◆ **WHAT THE TASK ASKS**:
Determine how many lines include "user". Give the number and nothing else.

◆ ◆ ◆ ◆ ◆

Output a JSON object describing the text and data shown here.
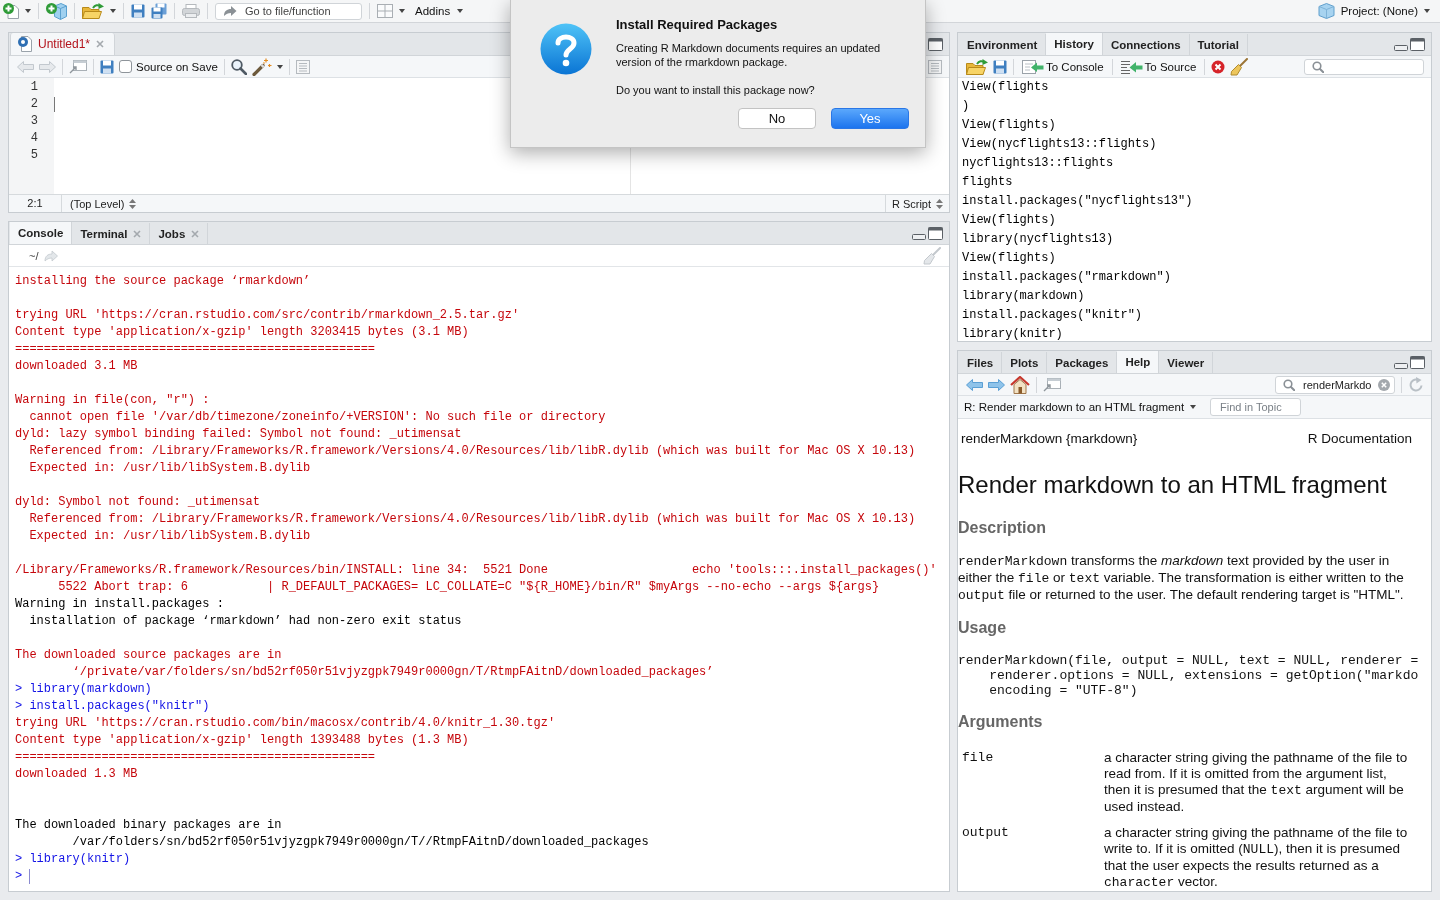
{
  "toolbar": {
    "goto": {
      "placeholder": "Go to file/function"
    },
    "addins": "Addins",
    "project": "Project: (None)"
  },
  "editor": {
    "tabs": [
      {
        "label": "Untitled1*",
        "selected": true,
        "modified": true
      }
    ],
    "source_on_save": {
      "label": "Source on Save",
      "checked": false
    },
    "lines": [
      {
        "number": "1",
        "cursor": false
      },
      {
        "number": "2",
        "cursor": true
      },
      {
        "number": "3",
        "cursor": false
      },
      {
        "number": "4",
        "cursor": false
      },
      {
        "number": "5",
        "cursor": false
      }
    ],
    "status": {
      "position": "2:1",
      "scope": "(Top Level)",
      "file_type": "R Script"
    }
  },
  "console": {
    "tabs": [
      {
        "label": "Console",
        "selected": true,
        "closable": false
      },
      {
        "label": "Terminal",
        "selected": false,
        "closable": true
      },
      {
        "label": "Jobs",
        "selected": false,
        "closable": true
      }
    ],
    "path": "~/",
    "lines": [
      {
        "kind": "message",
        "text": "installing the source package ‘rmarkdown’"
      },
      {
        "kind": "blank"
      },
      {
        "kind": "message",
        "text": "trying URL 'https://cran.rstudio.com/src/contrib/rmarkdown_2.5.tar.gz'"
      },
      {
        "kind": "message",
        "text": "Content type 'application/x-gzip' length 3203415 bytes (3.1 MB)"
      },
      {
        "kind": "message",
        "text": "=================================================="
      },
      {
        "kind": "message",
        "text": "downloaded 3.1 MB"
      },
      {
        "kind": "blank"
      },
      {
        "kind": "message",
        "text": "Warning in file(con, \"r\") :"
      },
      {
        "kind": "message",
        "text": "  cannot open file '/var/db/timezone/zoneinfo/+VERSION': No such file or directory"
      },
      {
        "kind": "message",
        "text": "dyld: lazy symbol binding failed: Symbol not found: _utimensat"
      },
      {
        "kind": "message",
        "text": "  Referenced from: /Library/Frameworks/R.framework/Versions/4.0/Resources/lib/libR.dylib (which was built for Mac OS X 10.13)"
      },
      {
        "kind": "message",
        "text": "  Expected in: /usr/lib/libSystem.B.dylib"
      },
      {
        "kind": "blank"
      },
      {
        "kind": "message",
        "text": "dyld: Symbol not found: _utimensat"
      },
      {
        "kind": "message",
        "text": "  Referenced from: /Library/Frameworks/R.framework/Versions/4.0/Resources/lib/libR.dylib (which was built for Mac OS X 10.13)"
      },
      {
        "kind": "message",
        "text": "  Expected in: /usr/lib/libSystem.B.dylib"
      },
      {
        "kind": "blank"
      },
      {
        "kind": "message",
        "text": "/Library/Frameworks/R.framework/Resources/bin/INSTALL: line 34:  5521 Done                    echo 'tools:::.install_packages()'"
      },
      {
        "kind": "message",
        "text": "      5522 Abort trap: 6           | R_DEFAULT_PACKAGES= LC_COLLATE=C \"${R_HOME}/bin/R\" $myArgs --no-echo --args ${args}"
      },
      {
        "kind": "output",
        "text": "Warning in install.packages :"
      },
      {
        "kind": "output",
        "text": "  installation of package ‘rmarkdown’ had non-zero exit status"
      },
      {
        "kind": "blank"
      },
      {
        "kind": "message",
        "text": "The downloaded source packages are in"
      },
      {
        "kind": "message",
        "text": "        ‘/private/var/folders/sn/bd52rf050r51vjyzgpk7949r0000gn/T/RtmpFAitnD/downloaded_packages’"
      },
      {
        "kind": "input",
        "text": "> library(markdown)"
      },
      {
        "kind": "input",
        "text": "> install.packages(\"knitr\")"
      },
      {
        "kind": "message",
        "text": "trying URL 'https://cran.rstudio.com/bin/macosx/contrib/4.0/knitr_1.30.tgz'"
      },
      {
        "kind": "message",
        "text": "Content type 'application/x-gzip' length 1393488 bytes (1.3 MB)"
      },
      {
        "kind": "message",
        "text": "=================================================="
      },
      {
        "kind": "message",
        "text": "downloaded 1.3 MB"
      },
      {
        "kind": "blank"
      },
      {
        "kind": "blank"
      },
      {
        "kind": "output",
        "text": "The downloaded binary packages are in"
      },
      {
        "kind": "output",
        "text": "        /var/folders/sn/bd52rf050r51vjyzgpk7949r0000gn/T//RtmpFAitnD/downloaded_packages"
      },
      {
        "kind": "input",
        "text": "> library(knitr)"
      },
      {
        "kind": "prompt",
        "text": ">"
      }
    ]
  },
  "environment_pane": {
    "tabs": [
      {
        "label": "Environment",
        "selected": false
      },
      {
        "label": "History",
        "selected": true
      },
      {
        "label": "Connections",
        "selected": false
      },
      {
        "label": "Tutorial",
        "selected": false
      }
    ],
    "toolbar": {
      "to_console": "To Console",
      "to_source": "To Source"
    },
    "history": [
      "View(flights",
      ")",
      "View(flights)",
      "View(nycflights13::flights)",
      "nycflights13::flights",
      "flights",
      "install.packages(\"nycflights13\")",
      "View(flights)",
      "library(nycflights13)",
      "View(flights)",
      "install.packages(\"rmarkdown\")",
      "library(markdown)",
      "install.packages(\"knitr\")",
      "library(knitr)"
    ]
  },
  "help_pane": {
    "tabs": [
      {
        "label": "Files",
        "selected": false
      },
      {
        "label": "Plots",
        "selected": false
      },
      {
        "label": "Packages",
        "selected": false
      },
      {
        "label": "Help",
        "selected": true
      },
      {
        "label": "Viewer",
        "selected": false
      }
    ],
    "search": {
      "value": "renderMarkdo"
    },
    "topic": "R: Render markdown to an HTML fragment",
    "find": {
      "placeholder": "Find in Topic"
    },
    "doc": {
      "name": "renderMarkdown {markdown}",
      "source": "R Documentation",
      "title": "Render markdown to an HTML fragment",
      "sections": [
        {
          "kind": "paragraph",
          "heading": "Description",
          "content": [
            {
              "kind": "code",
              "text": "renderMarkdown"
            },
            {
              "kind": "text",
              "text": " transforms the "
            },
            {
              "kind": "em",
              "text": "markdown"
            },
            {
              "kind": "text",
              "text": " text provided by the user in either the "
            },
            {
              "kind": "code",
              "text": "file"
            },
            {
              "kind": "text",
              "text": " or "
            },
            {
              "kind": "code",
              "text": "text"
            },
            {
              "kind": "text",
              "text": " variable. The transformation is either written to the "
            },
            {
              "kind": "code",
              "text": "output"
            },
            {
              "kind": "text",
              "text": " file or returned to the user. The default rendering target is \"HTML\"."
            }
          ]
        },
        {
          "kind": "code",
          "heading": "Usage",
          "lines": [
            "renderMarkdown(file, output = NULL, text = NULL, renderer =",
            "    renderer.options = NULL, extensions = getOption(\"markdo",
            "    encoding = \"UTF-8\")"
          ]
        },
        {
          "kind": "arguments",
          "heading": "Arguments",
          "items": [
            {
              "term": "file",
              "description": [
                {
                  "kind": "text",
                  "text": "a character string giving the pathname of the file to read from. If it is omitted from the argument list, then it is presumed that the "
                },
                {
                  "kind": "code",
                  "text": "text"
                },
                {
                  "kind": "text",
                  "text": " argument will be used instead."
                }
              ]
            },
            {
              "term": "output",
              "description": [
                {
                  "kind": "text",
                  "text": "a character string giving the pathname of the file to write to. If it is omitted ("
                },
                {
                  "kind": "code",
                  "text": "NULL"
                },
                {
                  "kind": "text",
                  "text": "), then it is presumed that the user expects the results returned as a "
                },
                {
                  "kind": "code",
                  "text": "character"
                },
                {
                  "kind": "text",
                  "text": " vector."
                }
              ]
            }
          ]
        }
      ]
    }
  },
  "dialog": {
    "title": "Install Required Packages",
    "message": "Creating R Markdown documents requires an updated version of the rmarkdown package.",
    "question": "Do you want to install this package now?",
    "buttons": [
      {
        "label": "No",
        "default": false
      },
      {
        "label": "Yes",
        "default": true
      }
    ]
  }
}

◆ ◆ ◆ ◆ ◆

◆ **REPLY**:
3